--- Consegne ---
(a) Secondo il testo, quanto tempo in più il narratore si era preparato a dormire?
(b) Elenchi tutti i verbi coniugati alla prima persona singolare del presente indicativo che compaiono nel testo.
(c) Trascriva fedelmente il passo del testo che va da "Stamattina, mentre ero" fino a "tutto il giorno.".

--- Testo ---
****
Stamattina, mentre ero ancora tra le braccia di Morfeo, ho sentito bussare alla porta. Mi sono svegliato a fatica, poiché ero già preparato mentalmente a dormire mezz'ora in più. Apro la porta e trovo il mio amico, che mi indica l'orologio dicendo: "Nando, sei in ritardo!" Con molta poca simpatia, soprattutto perché era presto e mi ero appena svegliato, lo guardo e gli rispondo: "Oggi potevamo dormire mezz'ora in più." Poi chiudo la porta e provo a tornare a dormire, impresa che, puntualmente, non riesco a portare a termine. Questa situazione è stata piuttosto divertente, perché ho avuto modo di prenderlo in giro per tutto il giorno.
****
--- Dati forniti ---

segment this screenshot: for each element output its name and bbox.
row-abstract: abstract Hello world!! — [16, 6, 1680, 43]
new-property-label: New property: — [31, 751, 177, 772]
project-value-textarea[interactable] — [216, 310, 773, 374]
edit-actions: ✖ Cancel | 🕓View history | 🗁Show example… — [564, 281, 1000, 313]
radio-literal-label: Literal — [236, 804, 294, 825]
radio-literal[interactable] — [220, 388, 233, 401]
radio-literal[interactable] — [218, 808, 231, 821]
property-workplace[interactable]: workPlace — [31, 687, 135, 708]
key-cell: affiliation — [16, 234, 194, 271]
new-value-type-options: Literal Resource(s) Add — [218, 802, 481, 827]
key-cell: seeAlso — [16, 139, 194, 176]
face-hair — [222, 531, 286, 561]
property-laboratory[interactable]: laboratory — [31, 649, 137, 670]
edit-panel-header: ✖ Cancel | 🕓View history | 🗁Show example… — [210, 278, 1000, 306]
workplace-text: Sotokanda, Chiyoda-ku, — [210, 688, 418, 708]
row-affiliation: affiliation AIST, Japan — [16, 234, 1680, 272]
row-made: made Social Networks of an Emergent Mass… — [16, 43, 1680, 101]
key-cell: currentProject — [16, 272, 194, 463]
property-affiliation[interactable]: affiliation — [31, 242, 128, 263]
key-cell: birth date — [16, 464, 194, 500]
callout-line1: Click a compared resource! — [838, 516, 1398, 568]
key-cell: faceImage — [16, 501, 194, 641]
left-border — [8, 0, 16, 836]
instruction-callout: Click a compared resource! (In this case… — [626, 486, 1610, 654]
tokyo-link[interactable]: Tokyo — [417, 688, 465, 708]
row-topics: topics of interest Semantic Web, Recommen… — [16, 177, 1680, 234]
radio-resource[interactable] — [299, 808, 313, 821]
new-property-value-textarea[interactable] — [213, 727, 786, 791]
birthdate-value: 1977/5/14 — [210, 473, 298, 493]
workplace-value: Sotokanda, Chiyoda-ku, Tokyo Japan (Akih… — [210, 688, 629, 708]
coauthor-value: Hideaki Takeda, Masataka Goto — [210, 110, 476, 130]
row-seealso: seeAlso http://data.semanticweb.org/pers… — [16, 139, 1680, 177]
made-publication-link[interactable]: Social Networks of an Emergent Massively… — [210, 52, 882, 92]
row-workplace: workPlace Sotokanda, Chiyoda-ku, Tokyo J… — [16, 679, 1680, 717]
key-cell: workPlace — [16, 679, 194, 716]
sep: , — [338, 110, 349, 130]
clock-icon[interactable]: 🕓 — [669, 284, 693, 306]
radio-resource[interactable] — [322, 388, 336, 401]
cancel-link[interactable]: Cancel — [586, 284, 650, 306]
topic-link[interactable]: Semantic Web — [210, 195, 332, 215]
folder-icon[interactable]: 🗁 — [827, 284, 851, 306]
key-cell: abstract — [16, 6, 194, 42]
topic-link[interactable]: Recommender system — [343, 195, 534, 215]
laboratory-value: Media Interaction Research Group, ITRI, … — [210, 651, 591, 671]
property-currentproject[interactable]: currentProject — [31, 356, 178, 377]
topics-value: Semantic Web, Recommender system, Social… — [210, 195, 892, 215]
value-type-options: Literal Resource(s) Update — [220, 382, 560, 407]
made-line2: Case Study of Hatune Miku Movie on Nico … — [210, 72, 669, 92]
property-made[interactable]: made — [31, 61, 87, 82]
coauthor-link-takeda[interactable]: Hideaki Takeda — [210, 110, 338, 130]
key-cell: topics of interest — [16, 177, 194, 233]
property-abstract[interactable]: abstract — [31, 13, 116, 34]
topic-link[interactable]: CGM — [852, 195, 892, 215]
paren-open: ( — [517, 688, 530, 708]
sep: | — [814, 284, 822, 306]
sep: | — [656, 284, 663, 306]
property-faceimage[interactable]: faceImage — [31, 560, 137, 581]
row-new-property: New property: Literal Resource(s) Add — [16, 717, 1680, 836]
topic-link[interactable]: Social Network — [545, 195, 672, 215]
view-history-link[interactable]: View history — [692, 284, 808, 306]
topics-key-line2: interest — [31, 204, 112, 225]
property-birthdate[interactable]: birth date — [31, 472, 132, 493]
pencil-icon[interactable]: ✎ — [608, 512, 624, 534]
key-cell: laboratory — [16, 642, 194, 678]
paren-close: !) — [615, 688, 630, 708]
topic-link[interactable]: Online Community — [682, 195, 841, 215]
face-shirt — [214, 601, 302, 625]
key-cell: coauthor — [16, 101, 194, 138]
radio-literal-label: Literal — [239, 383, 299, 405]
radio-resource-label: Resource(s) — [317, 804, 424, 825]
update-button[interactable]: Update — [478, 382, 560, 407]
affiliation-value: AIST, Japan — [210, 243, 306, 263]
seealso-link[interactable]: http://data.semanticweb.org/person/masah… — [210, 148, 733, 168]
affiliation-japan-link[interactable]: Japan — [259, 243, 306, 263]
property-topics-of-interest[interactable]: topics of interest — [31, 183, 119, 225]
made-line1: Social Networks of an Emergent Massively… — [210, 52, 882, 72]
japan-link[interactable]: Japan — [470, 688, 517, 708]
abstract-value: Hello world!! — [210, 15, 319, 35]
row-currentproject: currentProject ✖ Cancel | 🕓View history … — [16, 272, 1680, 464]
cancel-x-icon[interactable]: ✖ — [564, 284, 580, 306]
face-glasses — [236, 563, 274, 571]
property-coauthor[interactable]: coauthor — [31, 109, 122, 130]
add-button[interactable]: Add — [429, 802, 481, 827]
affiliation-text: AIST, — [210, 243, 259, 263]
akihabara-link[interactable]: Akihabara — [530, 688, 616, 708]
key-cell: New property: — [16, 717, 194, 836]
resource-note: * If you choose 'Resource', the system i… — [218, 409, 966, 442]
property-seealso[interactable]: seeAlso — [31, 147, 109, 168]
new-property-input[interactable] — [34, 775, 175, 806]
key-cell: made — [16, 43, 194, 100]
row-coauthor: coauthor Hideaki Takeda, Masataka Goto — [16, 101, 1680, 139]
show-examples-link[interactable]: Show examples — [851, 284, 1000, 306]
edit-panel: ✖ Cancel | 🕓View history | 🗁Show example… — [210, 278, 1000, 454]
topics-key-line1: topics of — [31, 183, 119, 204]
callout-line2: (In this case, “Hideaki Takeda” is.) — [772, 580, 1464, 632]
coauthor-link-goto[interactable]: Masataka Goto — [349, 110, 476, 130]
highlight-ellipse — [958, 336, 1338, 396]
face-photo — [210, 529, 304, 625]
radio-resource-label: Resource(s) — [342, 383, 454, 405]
****
--- Soluzioni ---
(a) Mezz'ora.

(b) apro, trovo, guardo, rispondo, chiudo, provo, riesco

(c)
Stamattina, mentre ero ancora tra le braccia di Morfeo, ho sentito bussare alla porta. Mi sono svegliato a fatica, poiché ero già preparato mentalmente a dormire mezz'ora in più. Apro la porta e trovo il mio amico, che mi indica l'orologio dicendo: "Nando, sei in ritardo!" Con molta poca simpatia, soprattutto perché era presto e mi ero appena svegliato, lo guardo e gli rispondo: "Oggi potevamo dormire mezz'ora in più." Poi chiudo la porta e provo a tornare a dormire, impresa che, puntualmente, non riesco a portare a termine. Questa situazione è stata piuttosto divertente, perché ho avuto modo di prenderlo in giro per tutto il giorno.